## WHAT THE TASK ASKS
Copy each of the items below word for word, and leave the pictures out of your copy.
_ _ _ _ _
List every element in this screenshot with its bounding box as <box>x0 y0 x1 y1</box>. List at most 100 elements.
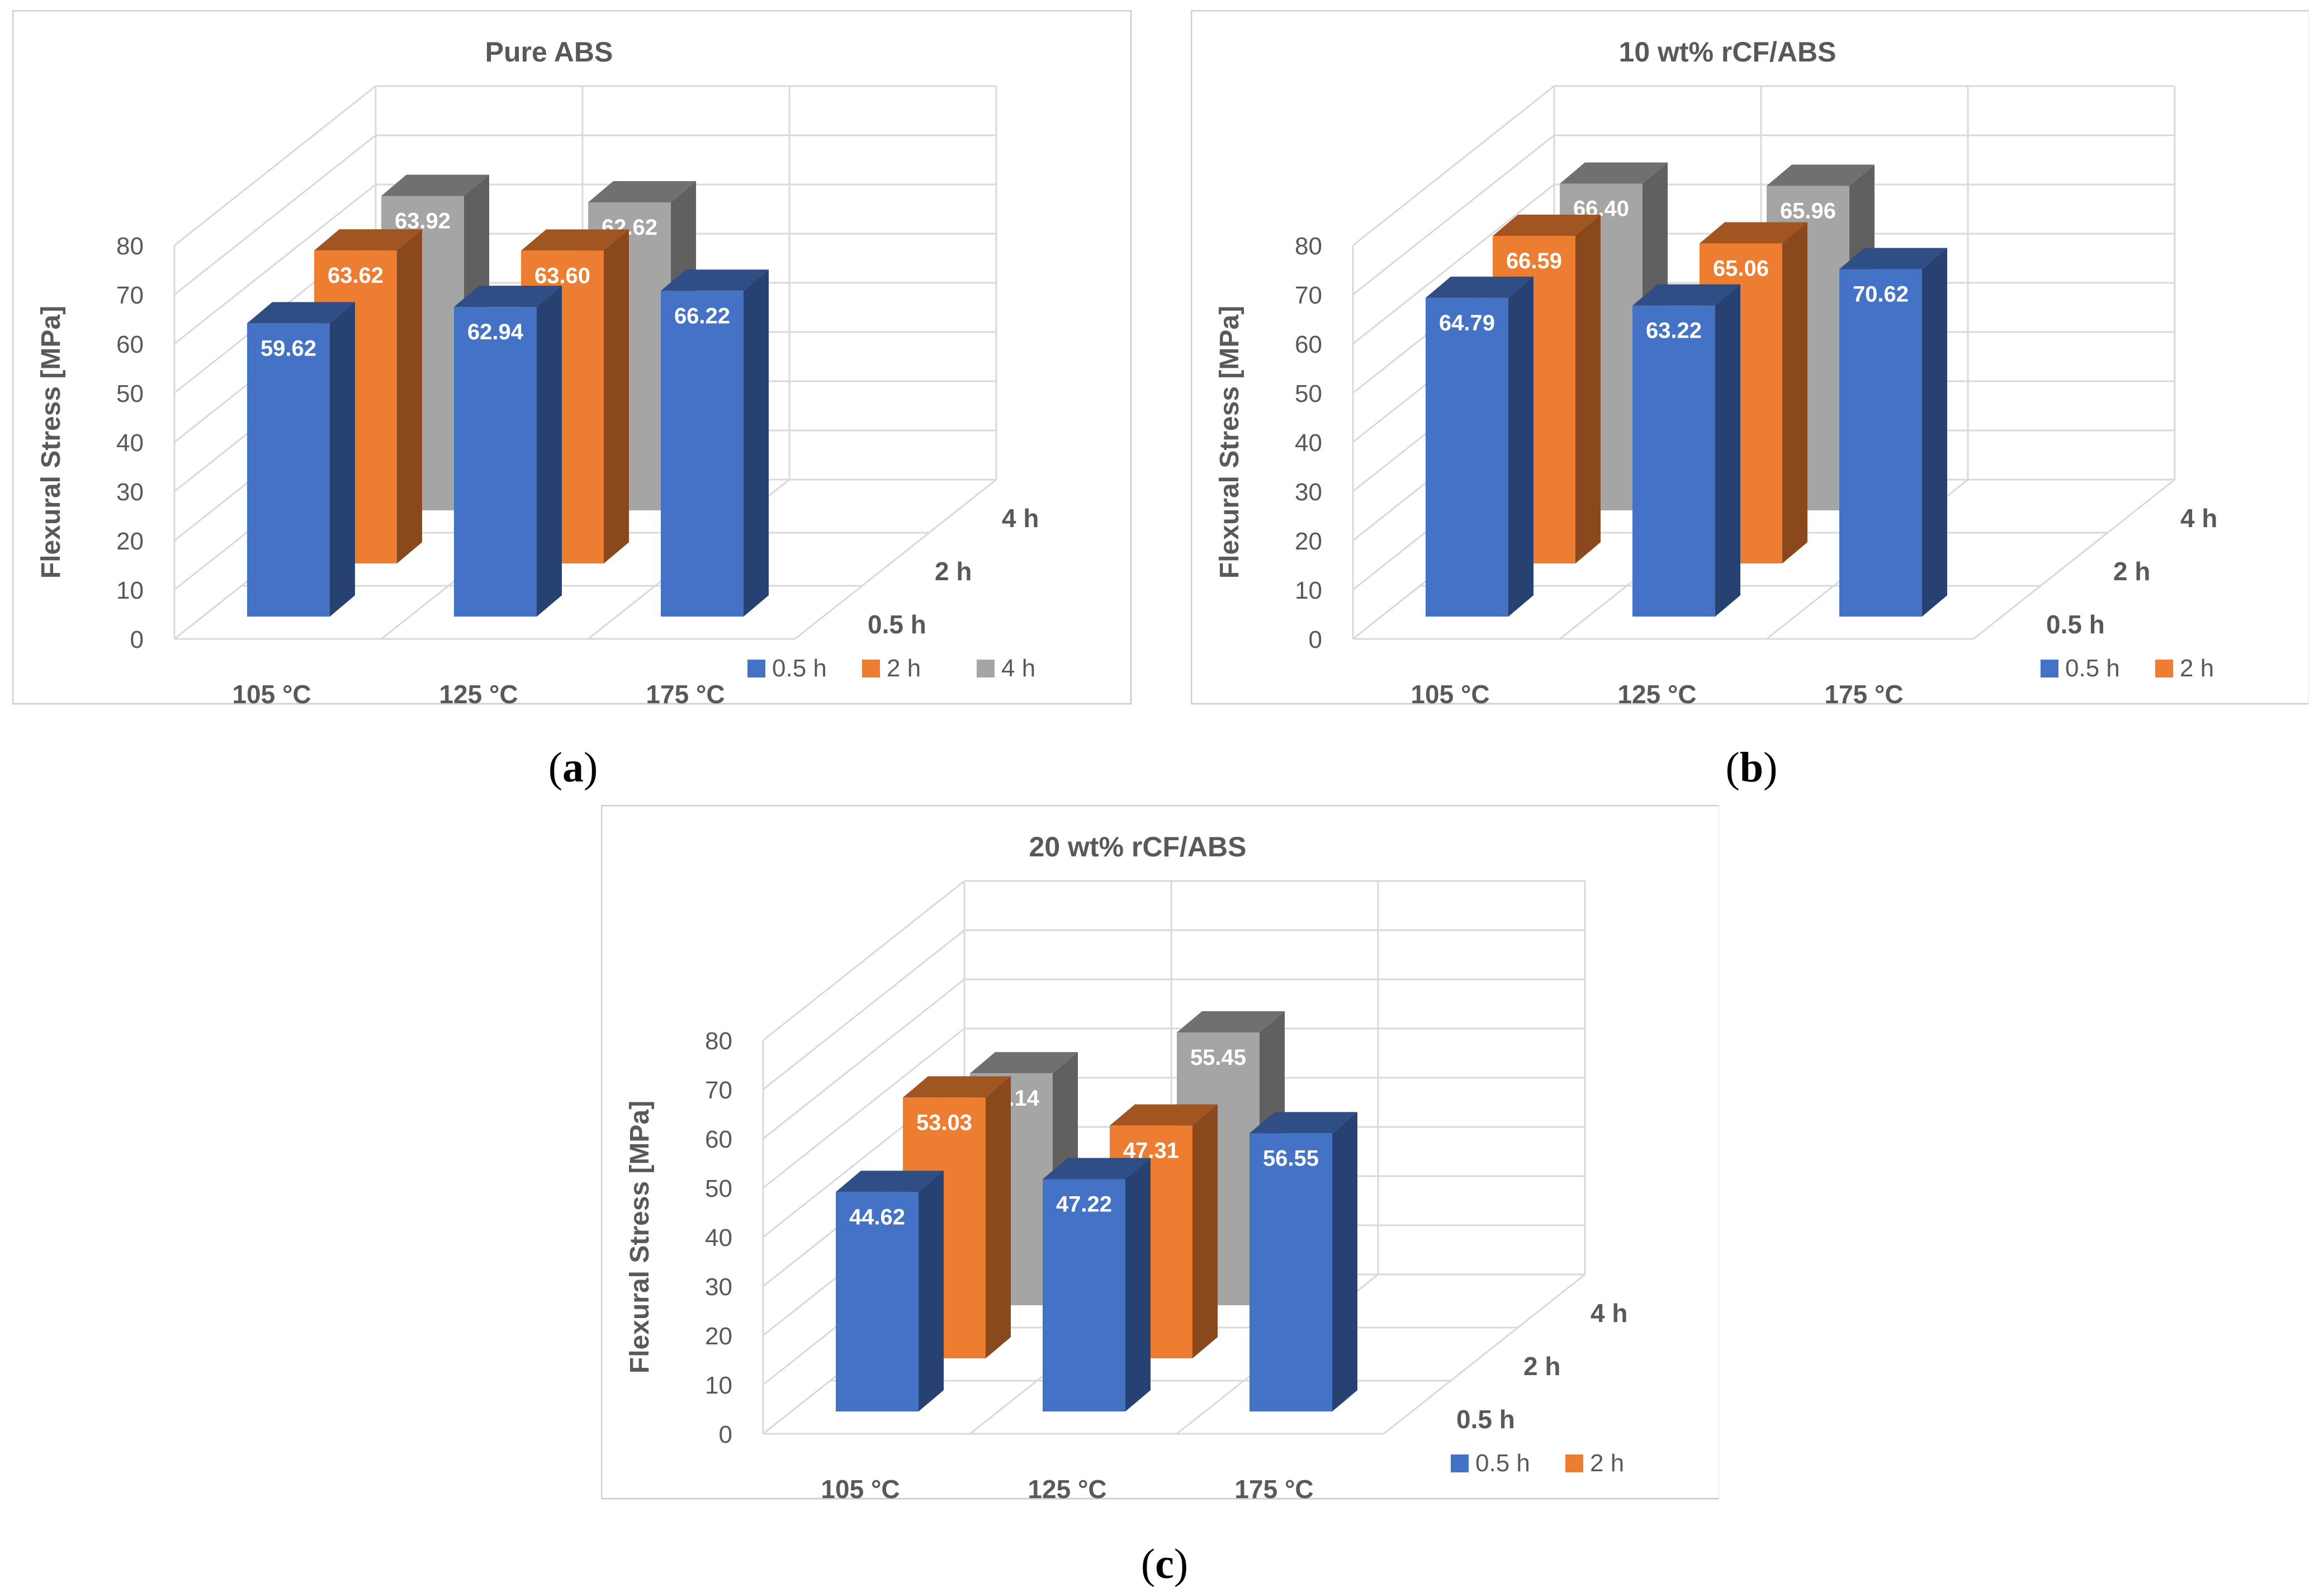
bar-top <box>970 1052 1078 1074</box>
legend-label: 2 h <box>1590 1449 1624 1477</box>
data-label: 56.55 <box>1263 1146 1319 1171</box>
depth-tick-label: 2 h <box>2113 557 2150 586</box>
bar <box>247 302 355 617</box>
bar-side <box>1508 276 1533 617</box>
legend-swatch <box>747 660 765 677</box>
bar-top <box>903 1076 1011 1098</box>
y-tick-label: 20 <box>116 528 144 555</box>
y-tick-label: 70 <box>705 1077 732 1104</box>
bar-side <box>1332 1112 1357 1411</box>
chart-panel-b: 10 wt% rCF/ABS 0 10 20 30 40 50 60 70 80 Flexural … <box>1191 10 2309 737</box>
legend-label: 4 h <box>1001 655 1035 682</box>
legend: 0.5 h 2 h 4 h <box>747 655 1035 682</box>
x-tick-label: 125 °C <box>1028 1475 1106 1504</box>
data-label: 47.22 <box>1056 1192 1112 1216</box>
y-tick-label: 20 <box>1295 528 1322 555</box>
bar-front <box>1839 269 1922 617</box>
chart-panel-a: Pure ABS 0 10 20 30 40 50 60 70 80 Flexural Stress… <box>12 10 1175 737</box>
bar-side <box>1575 215 1601 563</box>
x-tick-label: 125 °C <box>439 680 518 709</box>
bar-top <box>1767 164 1875 186</box>
bar-side <box>604 229 629 563</box>
y-tick-label: 30 <box>705 1273 732 1301</box>
chart-b-plot: 10 wt% rCF/ABS 0 10 20 30 40 50 60 70 80 Flexural … <box>1191 10 2309 709</box>
bar-side <box>986 1076 1011 1358</box>
legend-label: 0.5 h <box>2065 655 2120 682</box>
chart-c-plot: 20 wt% rCF/ABS 0 10 20 30 40 50 60 70 80 Flexural … <box>601 805 1719 1504</box>
bar-side <box>919 1171 944 1411</box>
legend: 0.5 h 2 h <box>2041 655 2214 682</box>
data-label: 53.03 <box>916 1110 972 1135</box>
bar-side <box>1192 1104 1218 1358</box>
y-tick-label: 70 <box>1295 282 1322 309</box>
bar-top <box>1560 162 1668 184</box>
bar <box>1249 1112 1357 1411</box>
bar <box>1632 284 1740 617</box>
bar <box>661 269 769 617</box>
bar-front <box>1249 1133 1332 1411</box>
data-label: 65.06 <box>1713 256 1769 281</box>
bar-top <box>521 229 629 251</box>
legend: 0.5 h 2 h <box>1451 1449 1624 1477</box>
chart-c: 20 wt% rCF/ABS 0 10 20 30 40 50 60 70 80 Flexural … <box>601 805 1719 1504</box>
caption-a-close: ) <box>584 744 598 791</box>
data-label: 63.60 <box>534 263 590 288</box>
bar <box>1043 1158 1151 1411</box>
chart-a: Pure ABS 0 10 20 30 40 50 60 70 80 Flexural Stress… <box>12 10 1132 709</box>
data-label: 64.79 <box>1439 311 1495 335</box>
y-tick-label: 60 <box>705 1126 732 1153</box>
bar-top <box>1043 1158 1151 1179</box>
chart-a-plot: Pure ABS 0 10 20 30 40 50 60 70 80 Flexural Stress… <box>12 10 1132 709</box>
legend-swatch <box>1565 1454 1583 1472</box>
x-tick-label: 105 °C <box>232 680 311 709</box>
bar-front <box>1043 1179 1125 1411</box>
caption-c-open: ( <box>1140 1541 1156 1588</box>
chart-title: 20 wt% rCF/ABS <box>1029 831 1247 863</box>
bar-front <box>1426 297 1508 617</box>
y-axis-label: Flexural Stress [MPa] <box>625 1101 655 1373</box>
caption-b-open: ( <box>1725 744 1740 791</box>
y-tick-label: 40 <box>705 1224 732 1252</box>
bar-side <box>397 229 422 563</box>
bar-front <box>247 323 330 617</box>
bar-top <box>1177 1011 1285 1033</box>
y-tick-label: 10 <box>705 1372 732 1399</box>
y-tick-label: 0 <box>130 626 144 653</box>
y-tick-label: 30 <box>1295 478 1322 506</box>
data-label: 63.22 <box>1646 319 1702 343</box>
y-tick-label: 10 <box>116 577 144 604</box>
bar-front <box>454 307 537 617</box>
x-tick-label: 175 °C <box>646 680 725 709</box>
gridline <box>794 478 997 640</box>
bar-top <box>1249 1112 1357 1134</box>
caption-a-letter: a <box>562 744 584 791</box>
y-tick-label: 20 <box>705 1323 732 1350</box>
chart-panel-c: 20 wt% rCF/ABS 0 10 20 30 40 50 60 70 80 Flexural … <box>601 805 1719 1532</box>
y-tick-label: 0 <box>719 1421 732 1448</box>
depth-tick-label: 2 h <box>1523 1352 1560 1381</box>
bar-top <box>247 302 355 324</box>
x-tick-label: 105 °C <box>821 1475 900 1504</box>
y-tick-label: 80 <box>1295 233 1322 260</box>
data-label: 66.22 <box>674 304 730 328</box>
bar-top <box>661 269 769 291</box>
bar-side <box>1782 222 1807 563</box>
bar-side <box>1922 248 1947 617</box>
bar-side <box>330 302 355 617</box>
caption-a: (a) <box>548 743 598 792</box>
caption-b-close: ) <box>1763 744 1778 791</box>
y-tick-label: 50 <box>705 1175 732 1202</box>
bar-side <box>537 286 562 617</box>
depth-tick-label: 0.5 h <box>868 610 926 639</box>
y-tick-label: 10 <box>1295 577 1322 604</box>
legend-label: 2 h <box>887 655 921 682</box>
bar-front <box>836 1192 919 1411</box>
legend-label: 2 h <box>2180 655 2214 682</box>
legend-label: 0.5 h <box>1475 1449 1530 1477</box>
chart-title: Pure ABS <box>485 36 613 68</box>
data-label: 55.45 <box>1190 1045 1246 1070</box>
x-tick-label: 175 °C <box>1824 680 1903 709</box>
caption-b: (b) <box>1726 743 1778 792</box>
_ _ _ _ _
## THE RESPONSE
List every element in this screenshot with its bounding box as <box>x0 y0 x1 y1</box>. List at most 100 elements.
bar-top <box>970 1052 1078 1074</box>
legend-label: 2 h <box>1590 1449 1624 1477</box>
data-label: 56.55 <box>1263 1146 1319 1171</box>
depth-tick-label: 2 h <box>2113 557 2150 586</box>
bar <box>247 302 355 617</box>
bar-side <box>1508 276 1533 617</box>
legend-swatch <box>747 660 765 677</box>
bar-top <box>903 1076 1011 1098</box>
y-tick-label: 20 <box>116 528 144 555</box>
y-tick-label: 70 <box>705 1077 732 1104</box>
bar-side <box>1332 1112 1357 1411</box>
chart-panel-b: 10 wt% rCF/ABS 0 10 20 30 40 50 60 70 80 Flexural … <box>1191 10 2309 737</box>
legend-label: 4 h <box>1001 655 1035 682</box>
legend: 0.5 h 2 h 4 h <box>747 655 1035 682</box>
x-tick-label: 125 °C <box>1028 1475 1106 1504</box>
data-label: 47.22 <box>1056 1192 1112 1216</box>
y-tick-label: 20 <box>1295 528 1322 555</box>
bar-front <box>1839 269 1922 617</box>
chart-panel-a: Pure ABS 0 10 20 30 40 50 60 70 80 Flexural Stress… <box>12 10 1175 737</box>
bar-side <box>1575 215 1601 563</box>
x-tick-label: 125 °C <box>439 680 518 709</box>
bar-top <box>1767 164 1875 186</box>
bar-side <box>604 229 629 563</box>
y-tick-label: 30 <box>705 1273 732 1301</box>
chart-b-plot: 10 wt% rCF/ABS 0 10 20 30 40 50 60 70 80 Flexural … <box>1191 10 2309 709</box>
bar-side <box>986 1076 1011 1358</box>
legend-label: 0.5 h <box>2065 655 2120 682</box>
chart-c-plot: 20 wt% rCF/ABS 0 10 20 30 40 50 60 70 80 Flexural … <box>601 805 1719 1504</box>
bar-side <box>919 1171 944 1411</box>
legend: 0.5 h 2 h <box>2041 655 2214 682</box>
data-label: 53.03 <box>916 1110 972 1135</box>
bar-side <box>1192 1104 1218 1358</box>
y-tick-label: 70 <box>1295 282 1322 309</box>
bar-top <box>1560 162 1668 184</box>
bar <box>1249 1112 1357 1411</box>
bar <box>1632 284 1740 617</box>
bar <box>661 269 769 617</box>
bar-front <box>1249 1133 1332 1411</box>
data-label: 65.06 <box>1713 256 1769 281</box>
bar-top <box>521 229 629 251</box>
legend: 0.5 h 2 h <box>1451 1449 1624 1477</box>
chart-c: 20 wt% rCF/ABS 0 10 20 30 40 50 60 70 80 Flexural … <box>601 805 1719 1504</box>
caption-a-close: ) <box>584 744 598 791</box>
data-label: 63.60 <box>534 263 590 288</box>
bar <box>1043 1158 1151 1411</box>
chart-a: Pure ABS 0 10 20 30 40 50 60 70 80 Flexural Stress… <box>12 10 1132 709</box>
data-label: 64.79 <box>1439 311 1495 335</box>
y-tick-label: 60 <box>705 1126 732 1153</box>
bar-top <box>1043 1158 1151 1179</box>
chart-a-plot: Pure ABS 0 10 20 30 40 50 60 70 80 Flexural Stress… <box>12 10 1132 709</box>
legend-swatch <box>1565 1454 1583 1472</box>
x-tick-label: 105 °C <box>232 680 311 709</box>
bar-front <box>1043 1179 1125 1411</box>
caption-c-open: ( <box>1140 1541 1156 1588</box>
chart-title: 20 wt% rCF/ABS <box>1029 831 1247 863</box>
bar-front <box>1426 297 1508 617</box>
y-axis-label: Flexural Stress [MPa] <box>625 1101 655 1373</box>
caption-b-open: ( <box>1725 744 1740 791</box>
y-tick-label: 40 <box>705 1224 732 1252</box>
bar-side <box>397 229 422 563</box>
bar-front <box>247 323 330 617</box>
bar-top <box>1177 1011 1285 1033</box>
y-tick-label: 10 <box>705 1372 732 1399</box>
y-tick-label: 0 <box>130 626 144 653</box>
y-tick-label: 30 <box>1295 478 1322 506</box>
data-label: 63.22 <box>1646 319 1702 343</box>
y-tick-label: 10 <box>116 577 144 604</box>
bar-front <box>454 307 537 617</box>
x-tick-label: 175 °C <box>646 680 725 709</box>
gridline <box>794 478 997 640</box>
bar-top <box>1249 1112 1357 1134</box>
caption-a-letter: a <box>562 744 584 791</box>
y-tick-label: 20 <box>705 1323 732 1350</box>
chart-panel-c: 20 wt% rCF/ABS 0 10 20 30 40 50 60 70 80 Flexural … <box>601 805 1719 1532</box>
y-tick-label: 0 <box>719 1421 732 1448</box>
depth-tick-label: 2 h <box>1523 1352 1560 1381</box>
bar-top <box>247 302 355 324</box>
x-tick-label: 105 °C <box>821 1475 900 1504</box>
y-tick-label: 80 <box>1295 233 1322 260</box>
data-label: 66.22 <box>674 304 730 328</box>
bar-top <box>661 269 769 291</box>
bar-side <box>1782 222 1807 563</box>
bar-side <box>1922 248 1947 617</box>
bar-side <box>330 302 355 617</box>
caption-a: (a) <box>548 743 598 792</box>
caption-b-close: ) <box>1763 744 1778 791</box>
y-tick-label: 50 <box>705 1175 732 1202</box>
bar-side <box>537 286 562 617</box>
depth-tick-label: 0.5 h <box>868 610 926 639</box>
y-tick-label: 10 <box>1295 577 1322 604</box>
legend-label: 2 h <box>887 655 921 682</box>
bar-front <box>836 1192 919 1411</box>
legend-label: 2 h <box>2180 655 2214 682</box>
legend-label: 0.5 h <box>1475 1449 1530 1477</box>
chart-title: Pure ABS <box>485 36 613 68</box>
data-label: 55.45 <box>1190 1045 1246 1070</box>
x-tick-label: 175 °C <box>1824 680 1903 709</box>
caption-b: (b) <box>1726 743 1778 792</box>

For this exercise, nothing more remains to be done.